(Figure data in JSON)

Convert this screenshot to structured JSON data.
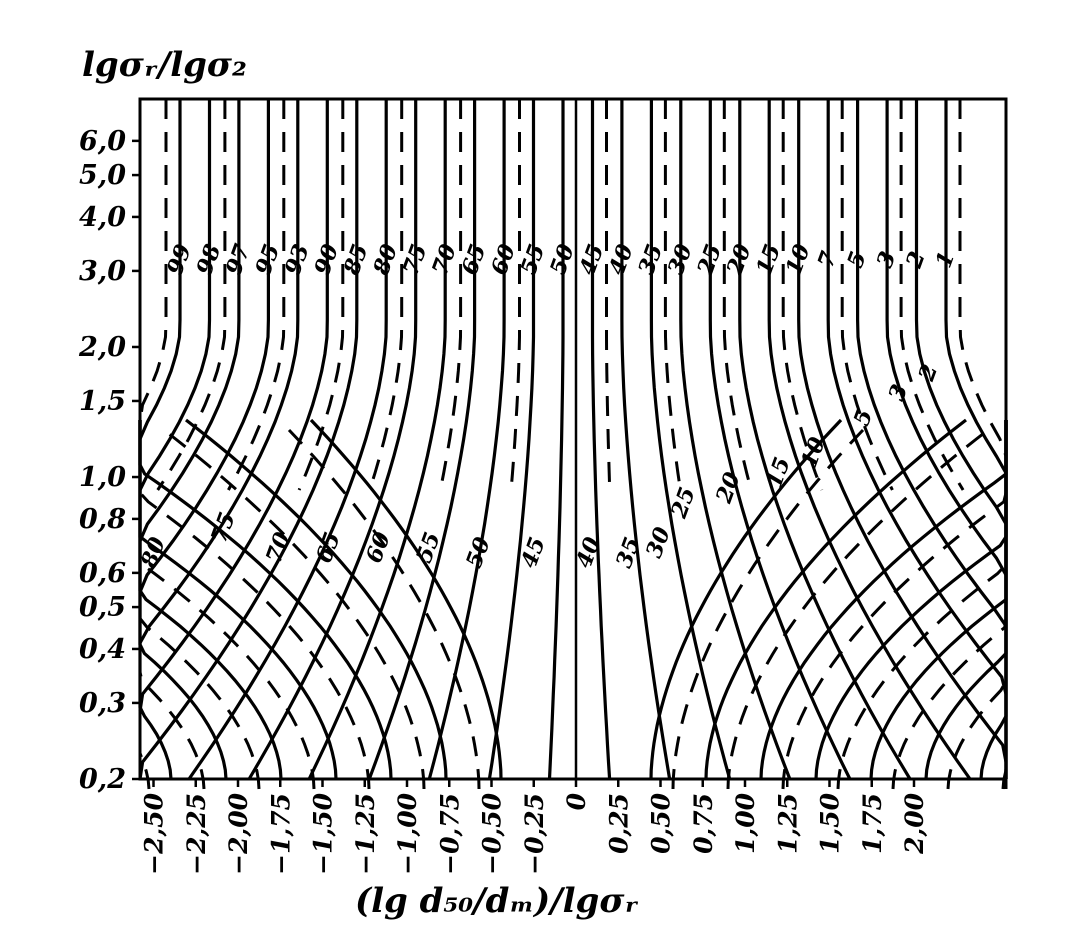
{
  "chart_data": {
    "type": "line",
    "title": "",
    "ylabel": "lgσᵣ/lgσ₂",
    "xlabel": "(lg d₅₀/dₘ)/lgσᵣ",
    "y_scale": "log",
    "ylim": [
      0.2,
      7.5
    ],
    "xlim": [
      -2.5,
      2.5
    ],
    "y_ticks": [
      "6,0",
      "5,0",
      "4,0",
      "3,0",
      "2,0",
      "1,5",
      "1,0",
      "0,8",
      "0,6",
      "0,5",
      "0,4",
      "0,3",
      "0,2"
    ],
    "y_tick_values": [
      6.0,
      5.0,
      4.0,
      3.0,
      2.0,
      1.5,
      1.0,
      0.8,
      0.6,
      0.5,
      0.4,
      0.3,
      0.2
    ],
    "x_ticks": [
      "−2,50",
      "−2,25",
      "−2,00",
      "−1,75",
      "−1,50",
      "−1,25",
      "−1,00",
      "−0,75",
      "−0,50",
      "−0,25",
      "0",
      "0,25",
      "0,50",
      "0,75",
      "1,00",
      "1,25",
      "1,50",
      "1,75",
      "2,00"
    ],
    "x_tick_values": [
      -2.5,
      -2.25,
      -2.0,
      -1.75,
      -1.5,
      -1.25,
      -1.0,
      -0.75,
      -0.5,
      -0.25,
      0,
      0.25,
      0.5,
      0.75,
      1.0,
      1.25,
      1.5,
      1.75,
      2.0
    ],
    "series": [
      {
        "style": "solid",
        "contour_values": [
          "99",
          "98",
          "97",
          "95",
          "93",
          "90",
          "85",
          "80",
          "75",
          "70",
          "65",
          "60",
          "55",
          "50",
          "45",
          "40",
          "35",
          "30",
          "25",
          "20",
          "15",
          "10",
          "7",
          "5",
          "3",
          "2",
          "1"
        ]
      },
      {
        "style": "dashed",
        "contour_values": [
          "80",
          "75",
          "70",
          "65",
          "60",
          "55",
          "50",
          "45",
          "40",
          "35",
          "30",
          "25",
          "20",
          "15",
          "10",
          "5",
          "3",
          "2",
          "1"
        ]
      }
    ],
    "upper_labels": [
      "99",
      "98",
      "97",
      "95",
      "93",
      "90",
      "85",
      "80",
      "75",
      "70",
      "65",
      "60",
      "55",
      "50",
      "45",
      "40",
      "35",
      "30",
      "25",
      "20",
      "15",
      "10",
      "7",
      "5",
      "3",
      "2",
      "1"
    ],
    "lower_labels": [
      "80",
      "75",
      "70",
      "65",
      "60",
      "55",
      "50",
      "45",
      "40",
      "35",
      "30",
      "25",
      "20",
      "15",
      "10",
      "5",
      "3",
      "2"
    ],
    "grid": false,
    "legend": "none"
  }
}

# Problem details
Can you retype every record above exactly, leaving out the pictures?

# Response
Convert this screenshot to structured JSON data.
{
  "chart_data": {
    "type": "line",
    "title": "",
    "ylabel": "lgσᵣ/lgσ₂",
    "xlabel": "(lg d₅₀/dₘ)/lgσᵣ",
    "y_scale": "log",
    "ylim": [
      0.2,
      7.5
    ],
    "xlim": [
      -2.5,
      2.5
    ],
    "y_ticks": [
      "6,0",
      "5,0",
      "4,0",
      "3,0",
      "2,0",
      "1,5",
      "1,0",
      "0,8",
      "0,6",
      "0,5",
      "0,4",
      "0,3",
      "0,2"
    ],
    "y_tick_values": [
      6.0,
      5.0,
      4.0,
      3.0,
      2.0,
      1.5,
      1.0,
      0.8,
      0.6,
      0.5,
      0.4,
      0.3,
      0.2
    ],
    "x_ticks": [
      "−2,50",
      "−2,25",
      "−2,00",
      "−1,75",
      "−1,50",
      "−1,25",
      "−1,00",
      "−0,75",
      "−0,50",
      "−0,25",
      "0",
      "0,25",
      "0,50",
      "0,75",
      "1,00",
      "1,25",
      "1,50",
      "1,75",
      "2,00"
    ],
    "x_tick_values": [
      -2.5,
      -2.25,
      -2.0,
      -1.75,
      -1.5,
      -1.25,
      -1.0,
      -0.75,
      -0.5,
      -0.25,
      0,
      0.25,
      0.5,
      0.75,
      1.0,
      1.25,
      1.5,
      1.75,
      2.0
    ],
    "series": [
      {
        "style": "solid",
        "contour_values": [
          "99",
          "98",
          "97",
          "95",
          "93",
          "90",
          "85",
          "80",
          "75",
          "70",
          "65",
          "60",
          "55",
          "50",
          "45",
          "40",
          "35",
          "30",
          "25",
          "20",
          "15",
          "10",
          "7",
          "5",
          "3",
          "2",
          "1"
        ]
      },
      {
        "style": "dashed",
        "contour_values": [
          "80",
          "75",
          "70",
          "65",
          "60",
          "55",
          "50",
          "45",
          "40",
          "35",
          "30",
          "25",
          "20",
          "15",
          "10",
          "5",
          "3",
          "2",
          "1"
        ]
      }
    ],
    "upper_labels": [
      "99",
      "98",
      "97",
      "95",
      "93",
      "90",
      "85",
      "80",
      "75",
      "70",
      "65",
      "60",
      "55",
      "50",
      "45",
      "40",
      "35",
      "30",
      "25",
      "20",
      "15",
      "10",
      "7",
      "5",
      "3",
      "2",
      "1"
    ],
    "lower_labels": [
      "80",
      "75",
      "70",
      "65",
      "60",
      "55",
      "50",
      "45",
      "40",
      "35",
      "30",
      "25",
      "20",
      "15",
      "10",
      "5",
      "3",
      "2"
    ],
    "grid": false,
    "legend": "none"
  }
}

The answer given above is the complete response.